## SHORT EXERCISE
Each line of the material must be returned exactly.

"""

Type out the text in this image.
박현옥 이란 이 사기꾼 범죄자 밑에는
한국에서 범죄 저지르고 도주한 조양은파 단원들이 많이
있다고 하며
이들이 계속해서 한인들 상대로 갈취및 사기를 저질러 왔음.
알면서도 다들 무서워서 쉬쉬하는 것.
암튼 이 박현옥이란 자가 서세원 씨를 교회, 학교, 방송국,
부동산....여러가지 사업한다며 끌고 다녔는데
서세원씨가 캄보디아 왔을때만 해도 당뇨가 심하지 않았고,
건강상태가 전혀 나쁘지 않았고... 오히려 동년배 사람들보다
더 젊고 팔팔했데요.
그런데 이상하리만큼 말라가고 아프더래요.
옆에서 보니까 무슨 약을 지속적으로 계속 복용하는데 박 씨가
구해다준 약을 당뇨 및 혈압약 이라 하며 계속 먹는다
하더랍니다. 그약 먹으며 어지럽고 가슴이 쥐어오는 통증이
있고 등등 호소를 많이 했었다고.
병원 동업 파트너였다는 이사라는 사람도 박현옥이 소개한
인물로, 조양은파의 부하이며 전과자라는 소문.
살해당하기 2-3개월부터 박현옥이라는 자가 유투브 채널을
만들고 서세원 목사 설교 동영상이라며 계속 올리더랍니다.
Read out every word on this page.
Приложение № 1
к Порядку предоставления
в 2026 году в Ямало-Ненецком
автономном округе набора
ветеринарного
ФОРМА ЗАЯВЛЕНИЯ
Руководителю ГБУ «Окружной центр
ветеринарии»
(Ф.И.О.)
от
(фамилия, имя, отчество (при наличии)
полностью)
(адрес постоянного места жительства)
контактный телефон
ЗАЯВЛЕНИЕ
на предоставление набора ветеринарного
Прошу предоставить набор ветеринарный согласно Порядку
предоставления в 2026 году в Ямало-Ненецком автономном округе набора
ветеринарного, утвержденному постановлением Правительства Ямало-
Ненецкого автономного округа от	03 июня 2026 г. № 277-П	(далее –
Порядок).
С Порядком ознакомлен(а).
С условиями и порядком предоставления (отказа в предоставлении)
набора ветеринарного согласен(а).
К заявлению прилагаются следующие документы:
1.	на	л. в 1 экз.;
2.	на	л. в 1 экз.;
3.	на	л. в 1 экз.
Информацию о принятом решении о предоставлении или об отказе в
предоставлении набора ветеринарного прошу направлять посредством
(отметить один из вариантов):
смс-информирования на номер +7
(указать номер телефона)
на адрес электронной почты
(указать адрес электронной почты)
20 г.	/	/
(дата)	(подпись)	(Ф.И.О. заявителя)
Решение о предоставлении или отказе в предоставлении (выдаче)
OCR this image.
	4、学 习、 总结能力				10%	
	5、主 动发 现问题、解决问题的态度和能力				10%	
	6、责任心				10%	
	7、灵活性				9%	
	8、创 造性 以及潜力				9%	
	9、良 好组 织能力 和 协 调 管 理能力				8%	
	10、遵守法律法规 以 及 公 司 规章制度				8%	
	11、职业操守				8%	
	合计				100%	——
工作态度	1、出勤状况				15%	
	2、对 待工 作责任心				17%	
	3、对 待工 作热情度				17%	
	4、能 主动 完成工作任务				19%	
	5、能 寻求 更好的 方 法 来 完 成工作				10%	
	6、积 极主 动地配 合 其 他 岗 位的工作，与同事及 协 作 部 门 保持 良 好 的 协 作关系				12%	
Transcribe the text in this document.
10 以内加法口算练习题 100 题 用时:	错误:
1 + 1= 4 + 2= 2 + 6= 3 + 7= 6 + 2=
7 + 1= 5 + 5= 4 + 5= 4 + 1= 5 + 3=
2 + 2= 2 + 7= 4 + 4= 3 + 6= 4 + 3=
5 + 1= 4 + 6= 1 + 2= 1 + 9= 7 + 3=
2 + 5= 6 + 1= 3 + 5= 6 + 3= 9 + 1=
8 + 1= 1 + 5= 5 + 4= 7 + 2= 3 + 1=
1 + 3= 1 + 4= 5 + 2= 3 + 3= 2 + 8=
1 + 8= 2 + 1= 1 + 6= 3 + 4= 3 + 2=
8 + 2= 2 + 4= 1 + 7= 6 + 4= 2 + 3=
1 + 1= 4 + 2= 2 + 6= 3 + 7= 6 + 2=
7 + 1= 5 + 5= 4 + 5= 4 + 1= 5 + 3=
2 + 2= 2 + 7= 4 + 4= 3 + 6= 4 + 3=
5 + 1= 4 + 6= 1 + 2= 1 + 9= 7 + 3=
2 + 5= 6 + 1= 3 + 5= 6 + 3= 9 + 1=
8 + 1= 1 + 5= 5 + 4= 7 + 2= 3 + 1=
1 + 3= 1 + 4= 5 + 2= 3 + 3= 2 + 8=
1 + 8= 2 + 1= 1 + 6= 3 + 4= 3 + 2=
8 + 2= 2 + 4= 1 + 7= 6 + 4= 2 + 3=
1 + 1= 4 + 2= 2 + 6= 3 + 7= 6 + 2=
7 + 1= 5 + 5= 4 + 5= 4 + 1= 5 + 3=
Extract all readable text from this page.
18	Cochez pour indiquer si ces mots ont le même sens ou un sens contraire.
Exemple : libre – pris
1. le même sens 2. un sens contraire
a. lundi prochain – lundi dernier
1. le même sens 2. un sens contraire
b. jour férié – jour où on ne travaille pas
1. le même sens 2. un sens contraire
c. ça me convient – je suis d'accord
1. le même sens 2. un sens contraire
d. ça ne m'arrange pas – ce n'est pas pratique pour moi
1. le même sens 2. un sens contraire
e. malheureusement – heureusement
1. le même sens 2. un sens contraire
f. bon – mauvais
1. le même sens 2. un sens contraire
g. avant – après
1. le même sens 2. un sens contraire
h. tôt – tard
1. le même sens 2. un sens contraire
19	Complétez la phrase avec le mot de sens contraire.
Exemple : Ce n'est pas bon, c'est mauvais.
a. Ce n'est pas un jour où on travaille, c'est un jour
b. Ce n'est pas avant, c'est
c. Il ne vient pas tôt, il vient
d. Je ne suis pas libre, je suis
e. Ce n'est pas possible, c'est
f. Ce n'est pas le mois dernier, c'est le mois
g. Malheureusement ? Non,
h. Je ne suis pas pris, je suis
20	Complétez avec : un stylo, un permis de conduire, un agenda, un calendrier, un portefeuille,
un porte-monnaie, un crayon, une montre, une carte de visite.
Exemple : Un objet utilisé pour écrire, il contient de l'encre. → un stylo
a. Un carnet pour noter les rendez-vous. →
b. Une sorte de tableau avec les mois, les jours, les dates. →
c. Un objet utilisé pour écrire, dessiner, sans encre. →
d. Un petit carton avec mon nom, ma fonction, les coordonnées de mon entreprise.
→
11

"""

## WORKED SOLUTION
Type out the text in this image.
박현옥 이란 이 사기꾼 범죄자 밑에는
한국에서 범죄 저지르고 도주한 조양은파 단원들이 많이
있다고 하며
이들이 계속해서 한인들 상대로 갈취및 사기를 저질러 왔음.
알면서도 다들 무서워서 쉬쉬하는 것.
암튼 이 박현옥이란 자가 서세원 씨를 교회, 학교, 방송국,
부동산....여러가지 사업한다며 끌고 다녔는데
서세원씨가 캄보디아 왔을때만 해도 당뇨가 심하지 않았고,
건강상태가 전혀 나쁘지 않았고... 오히려 동년배 사람들보다
더 젊고 팔팔했데요.
그런데 이상하리만큼 말라가고 아프더래요.
옆에서 보니까 무슨 약을 지속적으로 계속 복용하는데 박 씨가
구해다준 약을 당뇨 및 혈압약 이라 하며 계속 먹는다
하더랍니다. 그약 먹으며 어지럽고 가슴이 쥐어오는 통증이
있고 등등 호소를 많이 했었다고.
병원 동업 파트너였다는 이사라는 사람도 박현옥이 소개한
인물로, 조양은파의 부하이며 전과자라는 소문.
살해당하기 2-3개월부터 박현옥이라는 자가 유투브 채널을
만들고 서세원 목사 설교 동영상이라며 계속 올리더랍니다.
Read out every word on this page.
Приложение № 1
к Порядку предоставления
в 2026 году в Ямало-Ненецком
автономном округе набора
ветеринарного
ФОРМА ЗАЯВЛЕНИЯ
Руководителю ГБУ «Окружной центр
ветеринарии»
(Ф.И.О.)
от
(фамилия, имя, отчество (при наличии)
полностью)
(адрес постоянного места жительства)
контактный телефон
ЗАЯВЛЕНИЕ
на предоставление набора ветеринарного
Прошу предоставить набор ветеринарный согласно Порядку
предоставления в 2026 году в Ямало-Ненецком автономном округе набора
ветеринарного, утвержденному постановлением Правительства Ямало-
Ненецкого автономного округа от	03 июня 2026 г. № 277-П	(далее –
Порядок).
С Порядком ознакомлен(а).
С условиями и порядком предоставления (отказа в предоставлении)
набора ветеринарного согласен(а).
К заявлению прилагаются следующие документы:
1.	на	л. в 1 экз.;
2.	на	л. в 1 экз.;
3.	на	л. в 1 экз.
Информацию о принятом решении о предоставлении или об отказе в
предоставлении набора ветеринарного прошу направлять посредством
(отметить один из вариантов):
смс-информирования на номер +7
(указать номер телефона)
на адрес электронной почты
(указать адрес электронной почты)
20 г.	/	/
(дата)	(подпись)	(Ф.И.О. заявителя)
Решение о предоставлении или отказе в предоставлении (выдаче)
OCR this image.
	4、学 习、 总结能力				10%	
	5、主 动发 现问题、解决问题的态度和能力				10%	
	6、责任心				10%	
	7、灵活性				9%	
	8、创 造性 以及潜力				9%	
	9、良 好组 织能力 和 协 调 管 理能力				8%	
	10、遵守法律法规 以 及 公 司 规章制度				8%	
	11、职业操守				8%	
	合计				100%	——
工作态度	1、出勤状况				15%	
	2、对 待工 作责任心				17%	
	3、对 待工 作热情度				17%	
	4、能 主动 完成工作任务				19%	
	5、能 寻求 更好的 方 法 来 完 成工作				10%	
	6、积 极主 动地配 合 其 他 岗 位的工作，与同事及 协 作 部 门 保持 良 好 的 协 作关系				12%	
Transcribe the text in this document.
10 以内加法口算练习题 100 题 用时:	错误:
1 + 1= 4 + 2= 2 + 6= 3 + 7= 6 + 2=
7 + 1= 5 + 5= 4 + 5= 4 + 1= 5 + 3=
2 + 2= 2 + 7= 4 + 4= 3 + 6= 4 + 3=
5 + 1= 4 + 6= 1 + 2= 1 + 9= 7 + 3=
2 + 5= 6 + 1= 3 + 5= 6 + 3= 9 + 1=
8 + 1= 1 + 5= 5 + 4= 7 + 2= 3 + 1=
1 + 3= 1 + 4= 5 + 2= 3 + 3= 2 + 8=
1 + 8= 2 + 1= 1 + 6= 3 + 4= 3 + 2=
8 + 2= 2 + 4= 1 + 7= 6 + 4= 2 + 3=
1 + 1= 4 + 2= 2 + 6= 3 + 7= 6 + 2=
7 + 1= 5 + 5= 4 + 5= 4 + 1= 5 + 3=
2 + 2= 2 + 7= 4 + 4= 3 + 6= 4 + 3=
5 + 1= 4 + 6= 1 + 2= 1 + 9= 7 + 3=
2 + 5= 6 + 1= 3 + 5= 6 + 3= 9 + 1=
8 + 1= 1 + 5= 5 + 4= 7 + 2= 3 + 1=
1 + 3= 1 + 4= 5 + 2= 3 + 3= 2 + 8=
1 + 8= 2 + 1= 1 + 6= 3 + 4= 3 + 2=
8 + 2= 2 + 4= 1 + 7= 6 + 4= 2 + 3=
1 + 1= 4 + 2= 2 + 6= 3 + 7= 6 + 2=
7 + 1= 5 + 5= 4 + 5= 4 + 1= 5 + 3=
Extract all readable text from this page.
18	Cochez pour indiquer si ces mots ont le même sens ou un sens contraire.
Exemple : libre – pris
1. le même sens 2. un sens contraire
a. lundi prochain – lundi dernier
1. le même sens 2. un sens contraire
b. jour férié – jour où on ne travaille pas
1. le même sens 2. un sens contraire
c. ça me convient – je suis d'accord
1. le même sens 2. un sens contraire
d. ça ne m'arrange pas – ce n'est pas pratique pour moi
1. le même sens 2. un sens contraire
e. malheureusement – heureusement
1. le même sens 2. un sens contraire
f. bon – mauvais
1. le même sens 2. un sens contraire
g. avant – après
1. le même sens 2. un sens contraire
h. tôt – tard
1. le même sens 2. un sens contraire
19	Complétez la phrase avec le mot de sens contraire.
Exemple : Ce n'est pas bon, c'est mauvais.
a. Ce n'est pas un jour où on travaille, c'est un jour
b. Ce n'est pas avant, c'est
c. Il ne vient pas tôt, il vient
d. Je ne suis pas libre, je suis
e. Ce n'est pas possible, c'est
f. Ce n'est pas le mois dernier, c'est le mois
g. Malheureusement ? Non,
h. Je ne suis pas pris, je suis
20	Complétez avec : un stylo, un permis de conduire, un agenda, un calendrier, un portefeuille,
un porte-monnaie, un crayon, une montre, une carte de visite.
Exemple : Un objet utilisé pour écrire, il contient de l'encre. → un stylo
a. Un carnet pour noter les rendez-vous. →
b. Une sorte de tableau avec les mois, les jours, les dates. →
c. Un objet utilisé pour écrire, dessiner, sans encre. →
d. Un petit carton avec mon nom, ma fonction, les coordonnées de mon entreprise.
→
11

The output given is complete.